Written instruction: Copy out the records precisely, omitting pictures.
——————————
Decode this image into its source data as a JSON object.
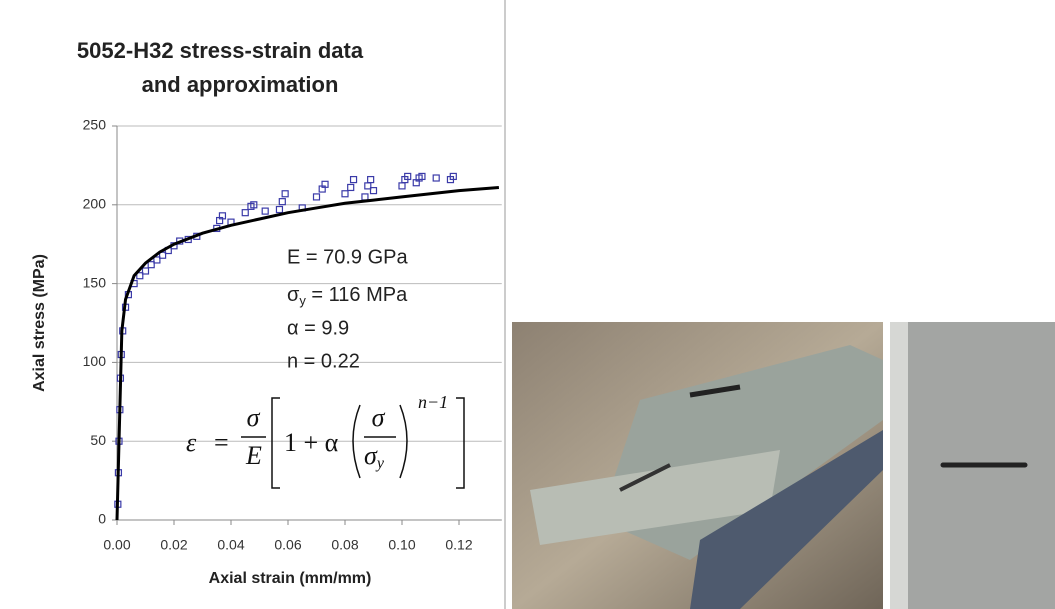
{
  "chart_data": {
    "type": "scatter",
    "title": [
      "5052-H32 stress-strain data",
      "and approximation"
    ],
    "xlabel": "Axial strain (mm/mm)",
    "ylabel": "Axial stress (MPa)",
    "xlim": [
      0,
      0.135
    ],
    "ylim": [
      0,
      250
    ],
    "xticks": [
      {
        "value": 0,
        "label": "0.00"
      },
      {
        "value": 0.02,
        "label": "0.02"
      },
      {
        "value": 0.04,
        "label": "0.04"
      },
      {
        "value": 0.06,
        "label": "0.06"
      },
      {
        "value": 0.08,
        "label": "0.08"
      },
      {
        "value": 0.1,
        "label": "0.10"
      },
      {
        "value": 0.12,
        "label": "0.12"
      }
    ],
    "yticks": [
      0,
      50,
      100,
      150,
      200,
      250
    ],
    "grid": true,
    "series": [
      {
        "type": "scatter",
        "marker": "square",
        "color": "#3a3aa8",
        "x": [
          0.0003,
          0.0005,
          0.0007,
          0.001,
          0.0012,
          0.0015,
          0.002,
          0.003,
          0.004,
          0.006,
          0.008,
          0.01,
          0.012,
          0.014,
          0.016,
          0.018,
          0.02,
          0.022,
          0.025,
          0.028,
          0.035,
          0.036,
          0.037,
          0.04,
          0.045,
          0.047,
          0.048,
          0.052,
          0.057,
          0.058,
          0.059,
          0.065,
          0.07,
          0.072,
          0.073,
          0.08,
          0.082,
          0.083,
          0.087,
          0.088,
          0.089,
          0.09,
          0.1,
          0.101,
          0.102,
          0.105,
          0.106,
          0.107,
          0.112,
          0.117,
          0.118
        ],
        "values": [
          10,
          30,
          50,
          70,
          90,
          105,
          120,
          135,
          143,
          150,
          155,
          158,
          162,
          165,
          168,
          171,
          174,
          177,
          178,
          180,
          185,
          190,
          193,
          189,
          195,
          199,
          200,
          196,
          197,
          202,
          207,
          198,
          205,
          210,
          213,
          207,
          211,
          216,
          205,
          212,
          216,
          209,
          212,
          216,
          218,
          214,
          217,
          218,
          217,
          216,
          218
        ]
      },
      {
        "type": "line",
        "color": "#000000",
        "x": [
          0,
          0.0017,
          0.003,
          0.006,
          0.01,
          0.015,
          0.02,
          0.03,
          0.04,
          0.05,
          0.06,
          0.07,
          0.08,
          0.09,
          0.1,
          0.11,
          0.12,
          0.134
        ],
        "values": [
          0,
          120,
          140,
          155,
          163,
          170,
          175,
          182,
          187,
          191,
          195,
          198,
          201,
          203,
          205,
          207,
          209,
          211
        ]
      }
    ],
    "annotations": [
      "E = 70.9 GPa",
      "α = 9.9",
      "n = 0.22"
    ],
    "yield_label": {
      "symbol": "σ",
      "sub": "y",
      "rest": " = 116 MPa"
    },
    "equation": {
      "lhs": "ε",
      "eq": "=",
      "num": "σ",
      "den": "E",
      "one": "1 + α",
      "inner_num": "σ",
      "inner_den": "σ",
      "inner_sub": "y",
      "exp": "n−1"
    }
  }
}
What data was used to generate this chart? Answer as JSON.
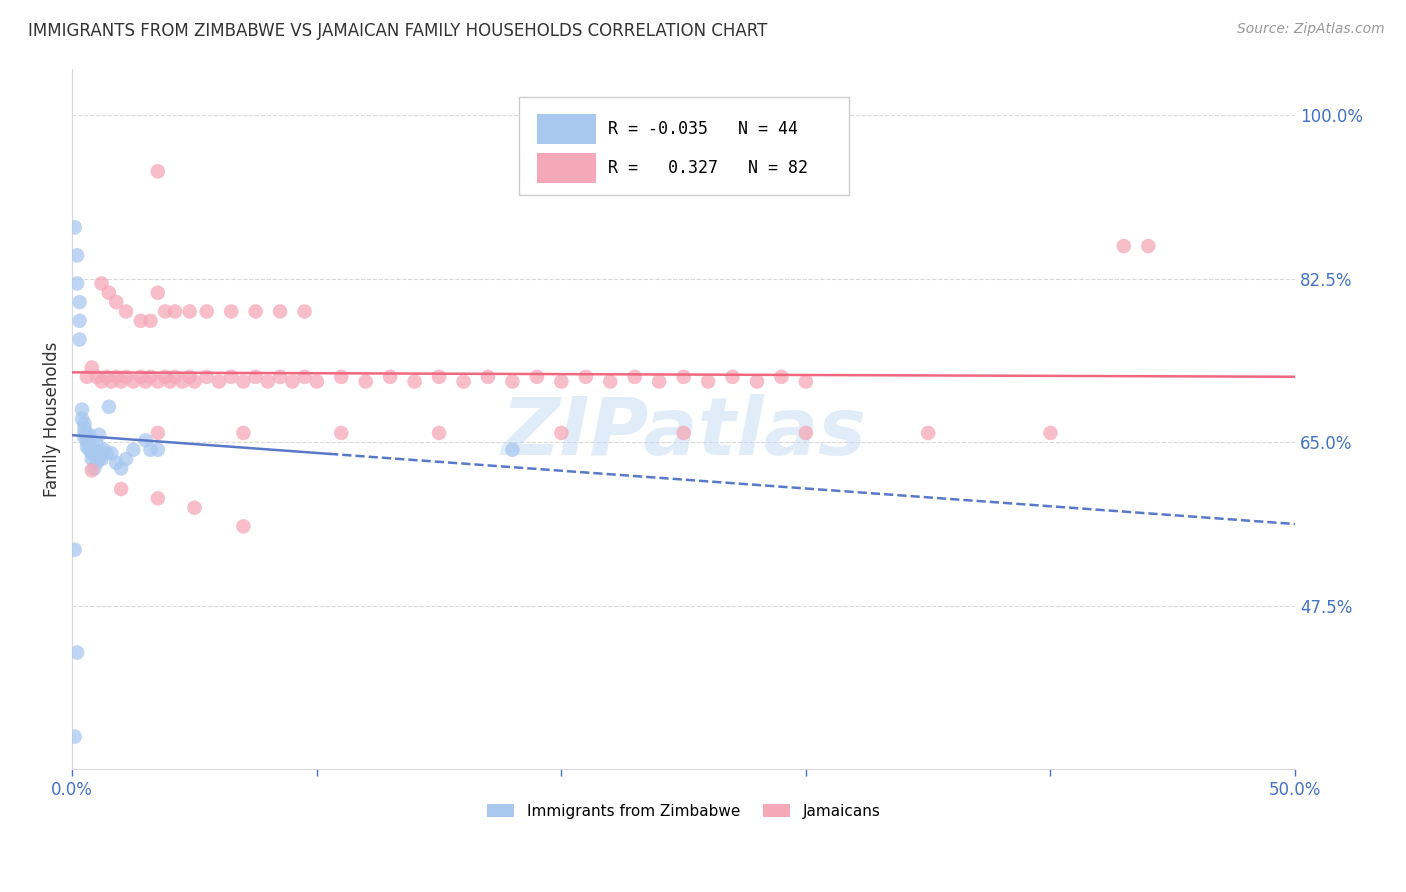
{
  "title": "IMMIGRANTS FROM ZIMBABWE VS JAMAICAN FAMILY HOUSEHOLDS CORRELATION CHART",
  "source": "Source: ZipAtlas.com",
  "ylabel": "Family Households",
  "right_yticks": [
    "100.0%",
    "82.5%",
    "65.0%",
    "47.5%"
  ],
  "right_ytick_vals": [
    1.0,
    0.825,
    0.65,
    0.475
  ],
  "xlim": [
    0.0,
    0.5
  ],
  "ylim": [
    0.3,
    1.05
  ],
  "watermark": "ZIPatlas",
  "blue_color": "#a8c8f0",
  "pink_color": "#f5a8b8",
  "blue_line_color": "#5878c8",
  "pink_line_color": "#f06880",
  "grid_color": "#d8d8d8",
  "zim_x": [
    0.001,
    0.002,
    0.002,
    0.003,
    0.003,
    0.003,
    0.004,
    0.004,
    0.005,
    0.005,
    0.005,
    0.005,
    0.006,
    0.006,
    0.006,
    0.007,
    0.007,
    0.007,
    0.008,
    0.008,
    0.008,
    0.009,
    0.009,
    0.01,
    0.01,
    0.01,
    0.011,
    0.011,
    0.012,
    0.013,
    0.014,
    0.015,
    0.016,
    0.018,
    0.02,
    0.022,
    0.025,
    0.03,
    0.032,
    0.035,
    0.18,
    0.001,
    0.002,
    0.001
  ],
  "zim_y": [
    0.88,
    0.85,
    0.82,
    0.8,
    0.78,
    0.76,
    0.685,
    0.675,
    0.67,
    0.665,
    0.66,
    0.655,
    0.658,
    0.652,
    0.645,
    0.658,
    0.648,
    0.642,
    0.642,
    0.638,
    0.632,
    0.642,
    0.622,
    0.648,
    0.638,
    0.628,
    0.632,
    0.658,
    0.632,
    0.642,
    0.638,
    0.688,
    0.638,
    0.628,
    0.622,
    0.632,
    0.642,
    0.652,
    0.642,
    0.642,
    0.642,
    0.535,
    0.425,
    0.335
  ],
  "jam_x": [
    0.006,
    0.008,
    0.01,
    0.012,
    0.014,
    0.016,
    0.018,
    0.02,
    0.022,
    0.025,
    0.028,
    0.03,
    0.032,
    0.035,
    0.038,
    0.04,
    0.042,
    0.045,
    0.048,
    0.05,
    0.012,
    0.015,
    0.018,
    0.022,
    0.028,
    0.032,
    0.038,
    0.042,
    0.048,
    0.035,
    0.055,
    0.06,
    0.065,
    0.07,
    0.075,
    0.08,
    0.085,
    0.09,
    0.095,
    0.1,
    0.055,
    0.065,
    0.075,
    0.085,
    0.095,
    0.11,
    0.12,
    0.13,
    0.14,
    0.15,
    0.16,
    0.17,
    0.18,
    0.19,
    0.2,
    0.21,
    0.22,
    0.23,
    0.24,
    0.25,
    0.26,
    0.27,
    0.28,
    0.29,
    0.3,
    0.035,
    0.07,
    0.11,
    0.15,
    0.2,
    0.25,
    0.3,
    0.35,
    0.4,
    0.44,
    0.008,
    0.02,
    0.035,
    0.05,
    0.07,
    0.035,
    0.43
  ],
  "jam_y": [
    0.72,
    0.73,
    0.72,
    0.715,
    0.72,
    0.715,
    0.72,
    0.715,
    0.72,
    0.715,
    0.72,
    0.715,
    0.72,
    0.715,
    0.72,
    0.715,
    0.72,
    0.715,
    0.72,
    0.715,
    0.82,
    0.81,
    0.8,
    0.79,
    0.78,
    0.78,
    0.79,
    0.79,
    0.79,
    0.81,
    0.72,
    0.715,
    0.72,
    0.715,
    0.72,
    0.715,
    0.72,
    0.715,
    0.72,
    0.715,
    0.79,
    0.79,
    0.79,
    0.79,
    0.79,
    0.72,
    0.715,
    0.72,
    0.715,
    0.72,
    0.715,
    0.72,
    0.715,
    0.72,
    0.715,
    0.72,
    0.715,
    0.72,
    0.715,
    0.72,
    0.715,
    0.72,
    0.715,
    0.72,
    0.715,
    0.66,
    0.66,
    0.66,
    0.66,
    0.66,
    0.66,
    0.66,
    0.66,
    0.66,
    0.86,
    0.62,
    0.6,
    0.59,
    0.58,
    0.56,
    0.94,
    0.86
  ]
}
——————————
Result of the exercise:
Decode this image into its source data as a JSON object.
{
  "chart_data": {
    "type": "scatter",
    "title": [
      "5052-H32 stress-strain data",
      "and approximation"
    ],
    "xlabel": "Axial strain (mm/mm)",
    "ylabel": "Axial stress (MPa)",
    "xlim": [
      0,
      0.135
    ],
    "ylim": [
      0,
      250
    ],
    "xticks": [
      {
        "value": 0,
        "label": "0.00"
      },
      {
        "value": 0.02,
        "label": "0.02"
      },
      {
        "value": 0.04,
        "label": "0.04"
      },
      {
        "value": 0.06,
        "label": "0.06"
      },
      {
        "value": 0.08,
        "label": "0.08"
      },
      {
        "value": 0.1,
        "label": "0.10"
      },
      {
        "value": 0.12,
        "label": "0.12"
      }
    ],
    "yticks": [
      0,
      50,
      100,
      150,
      200,
      250
    ],
    "grid": true,
    "series": [
      {
        "type": "scatter",
        "marker": "square",
        "color": "#3a3aa8",
        "x": [
          0.0003,
          0.0005,
          0.0007,
          0.001,
          0.0012,
          0.0015,
          0.002,
          0.003,
          0.004,
          0.006,
          0.008,
          0.01,
          0.012,
          0.014,
          0.016,
          0.018,
          0.02,
          0.022,
          0.025,
          0.028,
          0.035,
          0.036,
          0.037,
          0.04,
          0.045,
          0.047,
          0.048,
          0.052,
          0.057,
          0.058,
          0.059,
          0.065,
          0.07,
          0.072,
          0.073,
          0.08,
          0.082,
          0.083,
          0.087,
          0.088,
          0.089,
          0.09,
          0.1,
          0.101,
          0.102,
          0.105,
          0.106,
          0.107,
          0.112,
          0.117,
          0.118
        ],
        "values": [
          10,
          30,
          50,
          70,
          90,
          105,
          120,
          135,
          143,
          150,
          155,
          158,
          162,
          165,
          168,
          171,
          174,
          177,
          178,
          180,
          185,
          190,
          193,
          189,
          195,
          199,
          200,
          196,
          197,
          202,
          207,
          198,
          205,
          210,
          213,
          207,
          211,
          216,
          205,
          212,
          216,
          209,
          212,
          216,
          218,
          214,
          217,
          218,
          217,
          216,
          218
        ]
      },
      {
        "type": "line",
        "color": "#000000",
        "x": [
          0,
          0.0017,
          0.003,
          0.006,
          0.01,
          0.015,
          0.02,
          0.03,
          0.04,
          0.05,
          0.06,
          0.07,
          0.08,
          0.09,
          0.1,
          0.11,
          0.12,
          0.134
        ],
        "values": [
          0,
          120,
          140,
          155,
          163,
          170,
          175,
          182,
          187,
          191,
          195,
          198,
          201,
          203,
          205,
          207,
          209,
          211
        ]
      }
    ],
    "annotations": [
      "E = 70.9 GPa",
      "α = 9.9",
      "n = 0.22"
    ],
    "yield_label": {
      "symbol": "σ",
      "sub": "y",
      "rest": " = 116 MPa"
    },
    "equation": {
      "lhs": "ε",
      "eq": "=",
      "num": "σ",
      "den": "E",
      "one": "1 + α",
      "inner_num": "σ",
      "inner_den": "σ",
      "inner_sub": "y",
      "exp": "n−1"
    }
  }
}
What data was used to generate this chart? Answer as JSON.
{
  "title": "IMMIGRANTS FROM ZIMBABWE VS JAMAICAN FAMILY HOUSEHOLDS CORRELATION CHART",
  "source": "Source: ZipAtlas.com",
  "ylabel": "Family Households",
  "right_yticks": [
    "100.0%",
    "82.5%",
    "65.0%",
    "47.5%"
  ],
  "right_ytick_vals": [
    1.0,
    0.825,
    0.65,
    0.475
  ],
  "xlim": [
    0.0,
    0.5
  ],
  "ylim": [
    0.3,
    1.05
  ],
  "watermark": "ZIPatlas",
  "blue_color": "#a8c8f0",
  "pink_color": "#f5a8b8",
  "blue_line_color": "#5878c8",
  "pink_line_color": "#f06880",
  "grid_color": "#d8d8d8",
  "zim_x": [
    0.001,
    0.002,
    0.002,
    0.003,
    0.003,
    0.003,
    0.004,
    0.004,
    0.005,
    0.005,
    0.005,
    0.005,
    0.006,
    0.006,
    0.006,
    0.007,
    0.007,
    0.007,
    0.008,
    0.008,
    0.008,
    0.009,
    0.009,
    0.01,
    0.01,
    0.01,
    0.011,
    0.011,
    0.012,
    0.013,
    0.014,
    0.015,
    0.016,
    0.018,
    0.02,
    0.022,
    0.025,
    0.03,
    0.032,
    0.035,
    0.18,
    0.001,
    0.002,
    0.001
  ],
  "zim_y": [
    0.88,
    0.85,
    0.82,
    0.8,
    0.78,
    0.76,
    0.685,
    0.675,
    0.67,
    0.665,
    0.66,
    0.655,
    0.658,
    0.652,
    0.645,
    0.658,
    0.648,
    0.642,
    0.642,
    0.638,
    0.632,
    0.642,
    0.622,
    0.648,
    0.638,
    0.628,
    0.632,
    0.658,
    0.632,
    0.642,
    0.638,
    0.688,
    0.638,
    0.628,
    0.622,
    0.632,
    0.642,
    0.652,
    0.642,
    0.642,
    0.642,
    0.535,
    0.425,
    0.335
  ],
  "jam_x": [
    0.006,
    0.008,
    0.01,
    0.012,
    0.014,
    0.016,
    0.018,
    0.02,
    0.022,
    0.025,
    0.028,
    0.03,
    0.032,
    0.035,
    0.038,
    0.04,
    0.042,
    0.045,
    0.048,
    0.05,
    0.012,
    0.015,
    0.018,
    0.022,
    0.028,
    0.032,
    0.038,
    0.042,
    0.048,
    0.035,
    0.055,
    0.06,
    0.065,
    0.07,
    0.075,
    0.08,
    0.085,
    0.09,
    0.095,
    0.1,
    0.055,
    0.065,
    0.075,
    0.085,
    0.095,
    0.11,
    0.12,
    0.13,
    0.14,
    0.15,
    0.16,
    0.17,
    0.18,
    0.19,
    0.2,
    0.21,
    0.22,
    0.23,
    0.24,
    0.25,
    0.26,
    0.27,
    0.28,
    0.29,
    0.3,
    0.035,
    0.07,
    0.11,
    0.15,
    0.2,
    0.25,
    0.3,
    0.35,
    0.4,
    0.44,
    0.008,
    0.02,
    0.035,
    0.05,
    0.07,
    0.035,
    0.43
  ],
  "jam_y": [
    0.72,
    0.73,
    0.72,
    0.715,
    0.72,
    0.715,
    0.72,
    0.715,
    0.72,
    0.715,
    0.72,
    0.715,
    0.72,
    0.715,
    0.72,
    0.715,
    0.72,
    0.715,
    0.72,
    0.715,
    0.82,
    0.81,
    0.8,
    0.79,
    0.78,
    0.78,
    0.79,
    0.79,
    0.79,
    0.81,
    0.72,
    0.715,
    0.72,
    0.715,
    0.72,
    0.715,
    0.72,
    0.715,
    0.72,
    0.715,
    0.79,
    0.79,
    0.79,
    0.79,
    0.79,
    0.72,
    0.715,
    0.72,
    0.715,
    0.72,
    0.715,
    0.72,
    0.715,
    0.72,
    0.715,
    0.72,
    0.715,
    0.72,
    0.715,
    0.72,
    0.715,
    0.72,
    0.715,
    0.72,
    0.715,
    0.66,
    0.66,
    0.66,
    0.66,
    0.66,
    0.66,
    0.66,
    0.66,
    0.66,
    0.86,
    0.62,
    0.6,
    0.59,
    0.58,
    0.56,
    0.94,
    0.86
  ]
}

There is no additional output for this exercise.